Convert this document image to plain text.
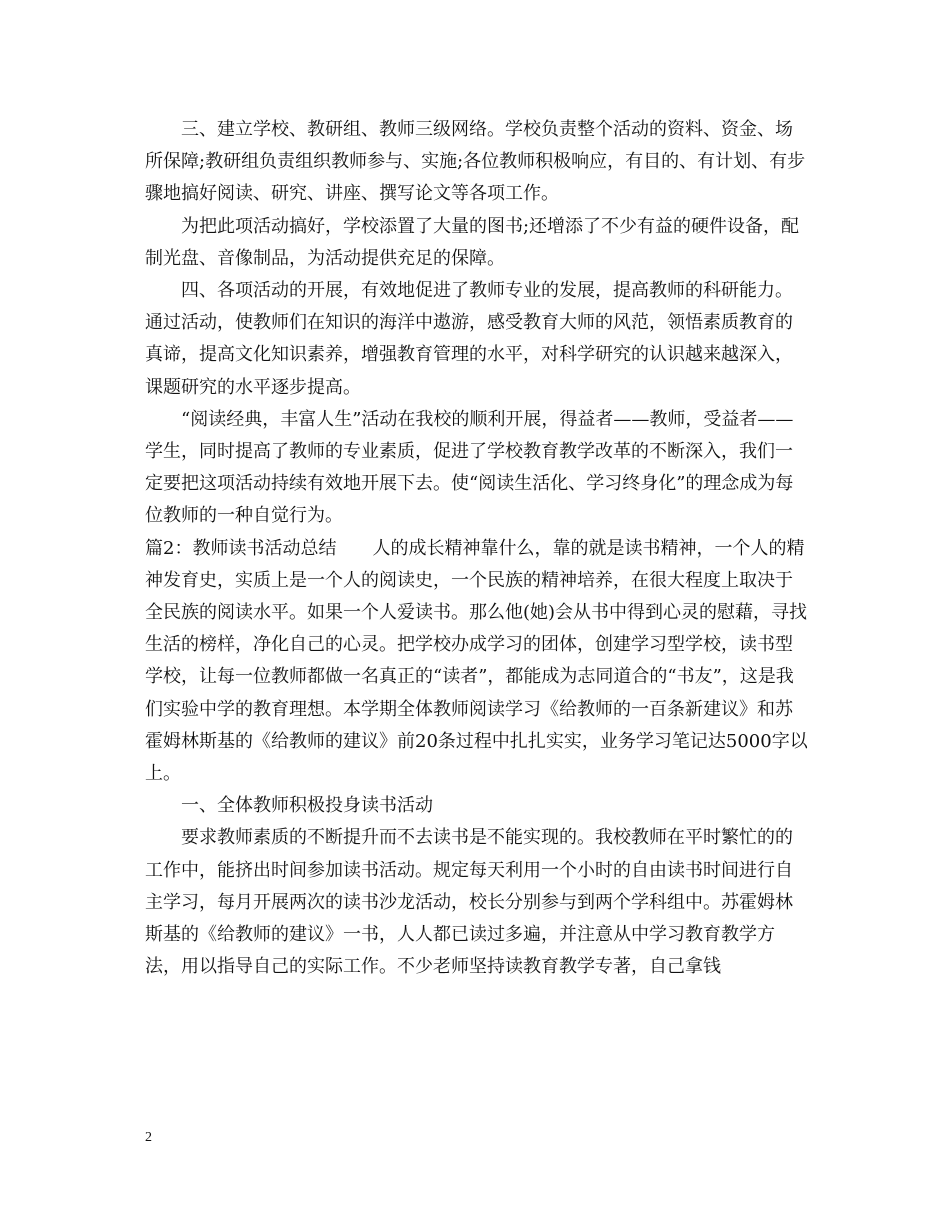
三、建立学校、教研组、教师三级网络。学校负责整个活动的资料、资金、场所保障;教研组负责组织教师参与、实施;各位教师积极响应，有目的、有计划、有步骤地搞好阅读、研究、讲座、撰写论文等各项工作。

为把此项活动搞好，学校添置了大量的图书;还增添了不少有益的硬件设备，配制光盘、音像制品，为活动提供充足的保障。

四、各项活动的开展，有效地促进了教师专业的发展，提高教师的科研能力。通过活动，使教师们在知识的海洋中遨游，感受教育大师的风范，领悟素质教育的真谛，提高文化知识素养，增强教育管理的水平，对科学研究的认识越来越深入，课题研究的水平逐步提高。

“阅读经典，丰富人生”活动在我校的顺利开展，得益者——教师，受益者——学生，同时提高了教师的专业素质，促进了学校教育教学改革的不断深入，我们一定要把这项活动持续有效地开展下去。使“阅读生活化、学习终身化”的理念成为每位教师的一种自觉行为。

篇2：教师读书活动总结　　人的成长精神靠什么，靠的就是读书精神，一个人的精神发育史，实质上是一个人的阅读史，一个民族的精神培养，在很大程度上取决于全民族的阅读水平。如果一个人爱读书。那么他(她)会从书中得到心灵的慰藉，寻找生活的榜样，净化自己的心灵。把学校办成学习的团体，创建学习型学校，读书型学校，让每一位教师都做一名真正的“读者”，都能成为志同道合的“书友”，这是我们实验中学的教育理想。本学期全体教师阅读学习《给教师的一百条新建议》和苏霍姆林斯基的《给教师的建议》前20条过程中扎扎实实，业务学习笔记达5000字以上。

一、全体教师积极投身读书活动

要求教师素质的不断提升而不去读书是不能实现的。我校教师在平时繁忙的的工作中，能挤出时间参加读书活动。规定每天利用一个小时的自由读书时间进行自主学习，每月开展两次的读书沙龙活动，校长分别参与到两个学科组中。苏霍姆林斯基的《给教师的建议》一书，人人都已读过多遍，并注意从中学习教育教学方法，用以指导自己的实际工作。不少老师坚持读教育教学专著，自己拿钱

2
• • • • • • •
# YOUR OBJECTIVE:
Return every line of the records exactly as given, pictures excluded.

# SOLUTION TO THIS PROBLEM:
Convert this document image to plain text.
三、建立学校、教研组、教师三级网络。学校负责整个活动的资料、资金、场所保障;教研组负责组织教师参与、实施;各位教师积极响应，有目的、有计划、有步骤地搞好阅读、研究、讲座、撰写论文等各项工作。

为把此项活动搞好，学校添置了大量的图书;还增添了不少有益的硬件设备，配制光盘、音像制品，为活动提供充足的保障。

四、各项活动的开展，有效地促进了教师专业的发展，提高教师的科研能力。通过活动，使教师们在知识的海洋中遨游，感受教育大师的风范，领悟素质教育的真谛，提高文化知识素养，增强教育管理的水平，对科学研究的认识越来越深入，课题研究的水平逐步提高。

“阅读经典，丰富人生”活动在我校的顺利开展，得益者——教师，受益者——学生，同时提高了教师的专业素质，促进了学校教育教学改革的不断深入，我们一定要把这项活动持续有效地开展下去。使“阅读生活化、学习终身化”的理念成为每位教师的一种自觉行为。

篇2：教师读书活动总结　　人的成长精神靠什么，靠的就是读书精神，一个人的精神发育史，实质上是一个人的阅读史，一个民族的精神培养，在很大程度上取决于全民族的阅读水平。如果一个人爱读书。那么他(她)会从书中得到心灵的慰藉，寻找生活的榜样，净化自己的心灵。把学校办成学习的团体，创建学习型学校，读书型学校，让每一位教师都做一名真正的“读者”，都能成为志同道合的“书友”，这是我们实验中学的教育理想。本学期全体教师阅读学习《给教师的一百条新建议》和苏霍姆林斯基的《给教师的建议》前20条过程中扎扎实实，业务学习笔记达5000字以上。

一、全体教师积极投身读书活动

要求教师素质的不断提升而不去读书是不能实现的。我校教师在平时繁忙的的工作中，能挤出时间参加读书活动。规定每天利用一个小时的自由读书时间进行自主学习，每月开展两次的读书沙龙活动，校长分别参与到两个学科组中。苏霍姆林斯基的《给教师的建议》一书，人人都已读过多遍，并注意从中学习教育教学方法，用以指导自己的实际工作。不少老师坚持读教育教学专著，自己拿钱

2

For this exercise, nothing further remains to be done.